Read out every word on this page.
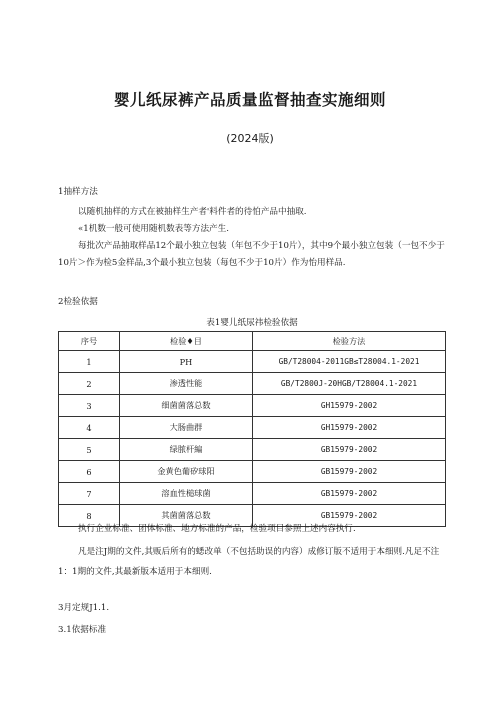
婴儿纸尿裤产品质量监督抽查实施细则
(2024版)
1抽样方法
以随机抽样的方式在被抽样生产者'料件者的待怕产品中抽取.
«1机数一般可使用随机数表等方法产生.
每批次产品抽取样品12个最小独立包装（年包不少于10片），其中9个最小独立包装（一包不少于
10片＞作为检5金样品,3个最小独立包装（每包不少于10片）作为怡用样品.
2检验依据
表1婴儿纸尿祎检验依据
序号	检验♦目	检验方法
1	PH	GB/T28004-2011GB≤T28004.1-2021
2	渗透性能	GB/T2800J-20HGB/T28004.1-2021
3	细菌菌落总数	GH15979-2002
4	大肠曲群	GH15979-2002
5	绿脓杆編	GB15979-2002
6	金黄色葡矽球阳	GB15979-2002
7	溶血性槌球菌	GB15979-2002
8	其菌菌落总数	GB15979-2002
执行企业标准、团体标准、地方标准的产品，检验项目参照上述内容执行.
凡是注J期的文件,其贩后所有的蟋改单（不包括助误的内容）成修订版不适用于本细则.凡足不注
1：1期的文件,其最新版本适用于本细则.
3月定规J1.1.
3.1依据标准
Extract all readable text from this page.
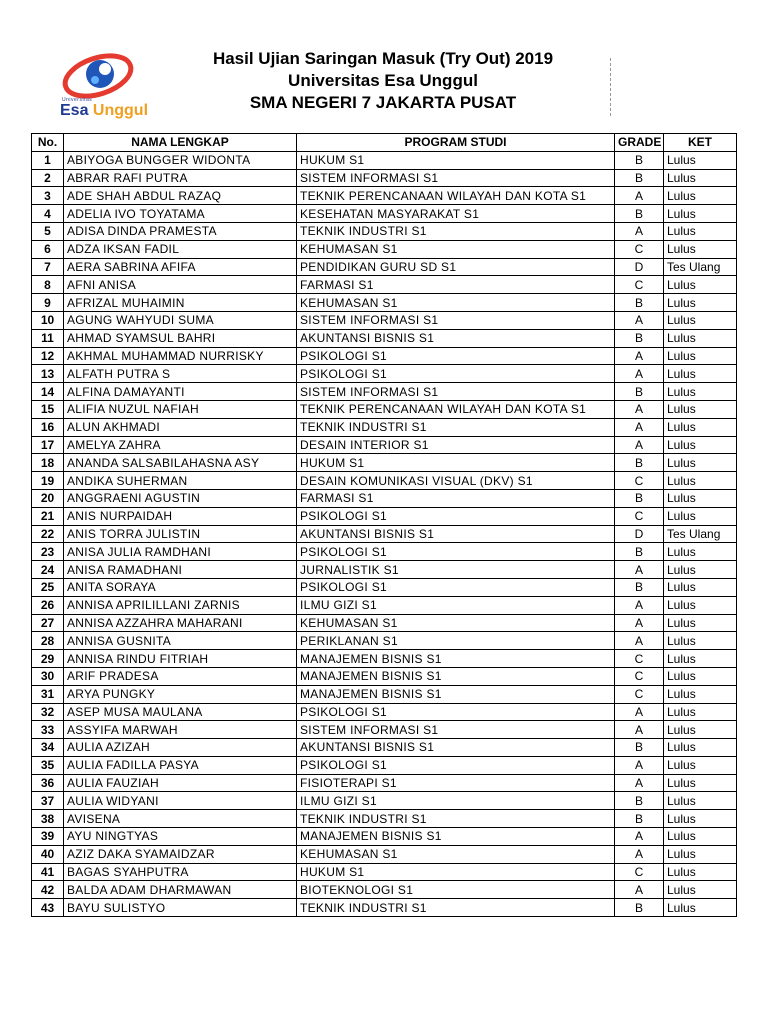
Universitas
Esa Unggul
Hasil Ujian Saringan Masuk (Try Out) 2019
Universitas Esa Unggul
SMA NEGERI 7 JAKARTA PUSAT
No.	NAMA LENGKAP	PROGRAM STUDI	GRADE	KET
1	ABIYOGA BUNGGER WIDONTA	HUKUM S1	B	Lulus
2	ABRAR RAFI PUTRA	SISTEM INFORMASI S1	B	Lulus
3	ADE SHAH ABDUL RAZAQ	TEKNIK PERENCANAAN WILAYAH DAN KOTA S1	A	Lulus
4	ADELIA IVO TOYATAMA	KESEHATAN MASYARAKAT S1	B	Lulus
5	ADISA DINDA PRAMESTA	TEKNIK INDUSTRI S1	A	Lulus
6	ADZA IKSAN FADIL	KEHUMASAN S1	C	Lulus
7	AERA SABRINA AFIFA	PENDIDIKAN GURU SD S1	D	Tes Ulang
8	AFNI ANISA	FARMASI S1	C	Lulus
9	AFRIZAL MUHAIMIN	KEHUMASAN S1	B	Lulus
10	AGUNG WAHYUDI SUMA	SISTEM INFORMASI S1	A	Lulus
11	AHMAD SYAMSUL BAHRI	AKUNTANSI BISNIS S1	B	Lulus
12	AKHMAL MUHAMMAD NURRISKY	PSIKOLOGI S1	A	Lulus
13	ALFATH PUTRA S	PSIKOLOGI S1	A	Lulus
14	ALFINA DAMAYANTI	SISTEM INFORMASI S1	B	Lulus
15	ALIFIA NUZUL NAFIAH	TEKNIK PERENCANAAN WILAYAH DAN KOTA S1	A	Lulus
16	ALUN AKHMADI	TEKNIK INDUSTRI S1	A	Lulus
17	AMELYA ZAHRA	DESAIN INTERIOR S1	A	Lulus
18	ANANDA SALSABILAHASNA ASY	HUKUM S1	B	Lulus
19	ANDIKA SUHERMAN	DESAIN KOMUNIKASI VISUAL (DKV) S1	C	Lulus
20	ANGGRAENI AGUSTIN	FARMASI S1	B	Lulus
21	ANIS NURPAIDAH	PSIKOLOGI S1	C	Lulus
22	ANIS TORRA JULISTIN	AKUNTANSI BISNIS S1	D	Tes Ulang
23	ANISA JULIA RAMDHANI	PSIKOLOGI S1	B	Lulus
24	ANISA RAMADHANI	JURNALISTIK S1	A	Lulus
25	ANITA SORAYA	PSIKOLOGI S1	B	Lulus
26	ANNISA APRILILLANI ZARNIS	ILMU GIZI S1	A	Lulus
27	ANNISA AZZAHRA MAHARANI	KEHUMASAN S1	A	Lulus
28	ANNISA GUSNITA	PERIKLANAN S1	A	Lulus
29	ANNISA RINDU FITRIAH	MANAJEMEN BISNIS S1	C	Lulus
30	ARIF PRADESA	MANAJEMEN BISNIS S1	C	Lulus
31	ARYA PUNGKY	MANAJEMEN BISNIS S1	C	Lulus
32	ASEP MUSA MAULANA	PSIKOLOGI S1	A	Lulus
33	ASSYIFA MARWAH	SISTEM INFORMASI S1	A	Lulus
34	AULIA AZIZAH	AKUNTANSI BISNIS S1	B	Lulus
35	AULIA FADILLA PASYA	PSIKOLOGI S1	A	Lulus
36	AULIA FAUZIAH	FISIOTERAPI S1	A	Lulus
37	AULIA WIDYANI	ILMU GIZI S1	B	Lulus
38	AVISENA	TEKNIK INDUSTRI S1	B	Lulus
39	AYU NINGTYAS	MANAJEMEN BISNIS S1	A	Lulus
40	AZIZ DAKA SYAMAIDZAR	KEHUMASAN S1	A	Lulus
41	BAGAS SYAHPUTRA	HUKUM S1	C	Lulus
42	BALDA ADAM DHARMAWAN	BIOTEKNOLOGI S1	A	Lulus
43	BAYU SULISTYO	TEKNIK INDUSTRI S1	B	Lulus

··········

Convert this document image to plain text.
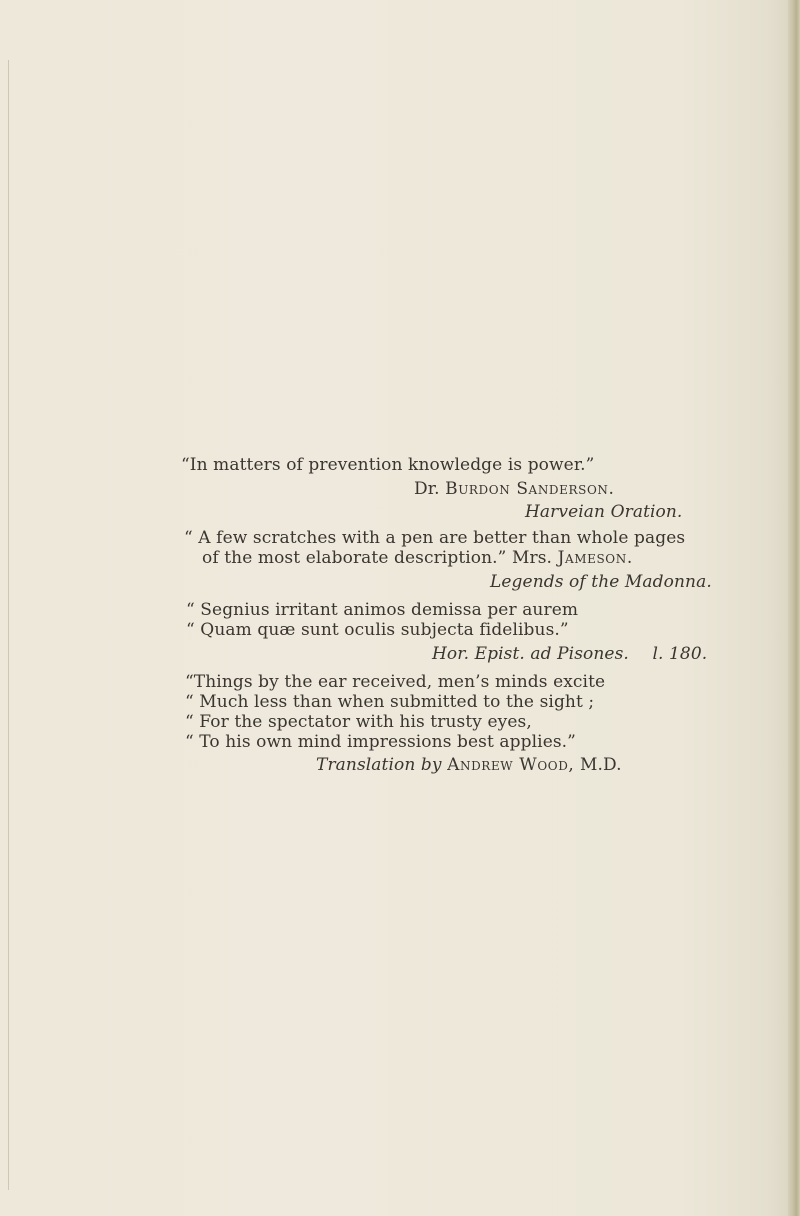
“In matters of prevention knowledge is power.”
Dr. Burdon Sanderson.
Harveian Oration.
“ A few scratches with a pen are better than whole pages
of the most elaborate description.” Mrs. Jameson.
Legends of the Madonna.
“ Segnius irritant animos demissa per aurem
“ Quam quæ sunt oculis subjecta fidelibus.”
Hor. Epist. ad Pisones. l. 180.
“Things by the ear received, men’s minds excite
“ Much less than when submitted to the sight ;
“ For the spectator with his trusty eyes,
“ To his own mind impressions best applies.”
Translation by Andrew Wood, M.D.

··········

### YOUR GOAL
Tally the lines of the data that hold the string "WILAYAH". Answer with the number and nothing more.

### SOLUTION
2